Your instructions: Make an exact copy of the data below, leaving out every picture.

Provided data:
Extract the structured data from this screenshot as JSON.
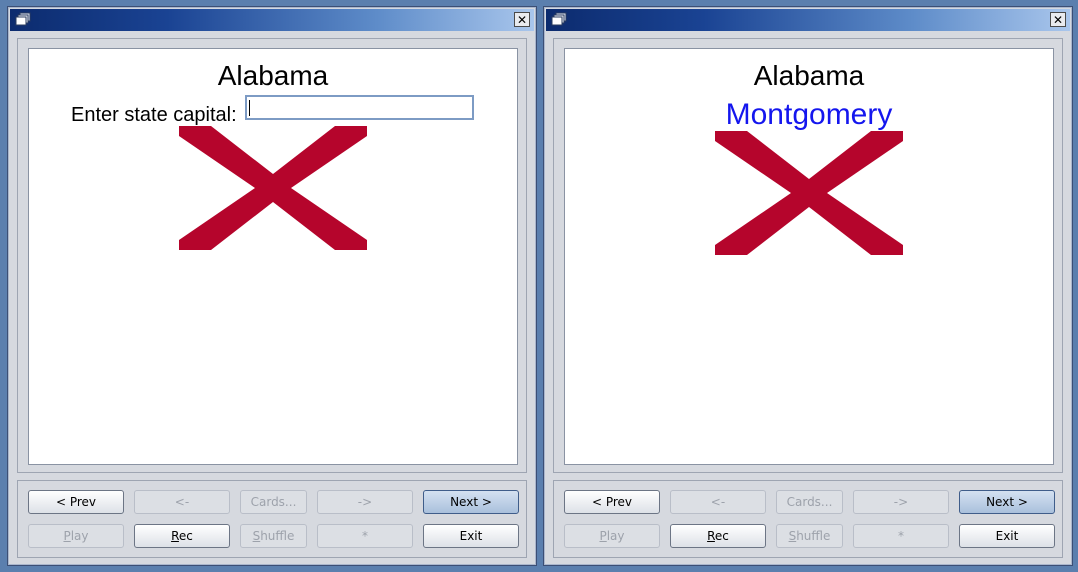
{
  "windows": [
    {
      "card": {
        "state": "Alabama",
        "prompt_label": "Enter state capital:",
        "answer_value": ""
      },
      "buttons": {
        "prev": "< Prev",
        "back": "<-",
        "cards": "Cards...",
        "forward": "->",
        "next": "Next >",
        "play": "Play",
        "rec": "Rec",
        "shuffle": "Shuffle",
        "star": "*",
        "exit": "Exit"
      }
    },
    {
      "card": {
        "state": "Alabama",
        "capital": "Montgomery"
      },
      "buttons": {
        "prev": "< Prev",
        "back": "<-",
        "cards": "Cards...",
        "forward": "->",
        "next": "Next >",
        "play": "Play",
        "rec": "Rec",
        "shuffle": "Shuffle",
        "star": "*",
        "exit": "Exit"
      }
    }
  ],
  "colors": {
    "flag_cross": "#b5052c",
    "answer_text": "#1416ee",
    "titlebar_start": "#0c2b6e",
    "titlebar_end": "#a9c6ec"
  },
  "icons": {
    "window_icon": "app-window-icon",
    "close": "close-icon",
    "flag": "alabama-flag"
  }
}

Result:
Extract the structured data from this screenshot as JSON.
{
  "windows": [
    {
      "card": {
        "state": "Alabama",
        "prompt_label": "Enter state capital:",
        "answer_value": ""
      },
      "buttons": {
        "prev": "< Prev",
        "back": "<-",
        "cards": "Cards...",
        "forward": "->",
        "next": "Next >",
        "play": "Play",
        "rec": "Rec",
        "shuffle": "Shuffle",
        "star": "*",
        "exit": "Exit"
      }
    },
    {
      "card": {
        "state": "Alabama",
        "capital": "Montgomery"
      },
      "buttons": {
        "prev": "< Prev",
        "back": "<-",
        "cards": "Cards...",
        "forward": "->",
        "next": "Next >",
        "play": "Play",
        "rec": "Rec",
        "shuffle": "Shuffle",
        "star": "*",
        "exit": "Exit"
      }
    }
  ],
  "colors": {
    "flag_cross": "#b5052c",
    "answer_text": "#1416ee",
    "titlebar_start": "#0c2b6e",
    "titlebar_end": "#a9c6ec"
  },
  "icons": {
    "window_icon": "app-window-icon",
    "close": "close-icon",
    "flag": "alabama-flag"
  }
}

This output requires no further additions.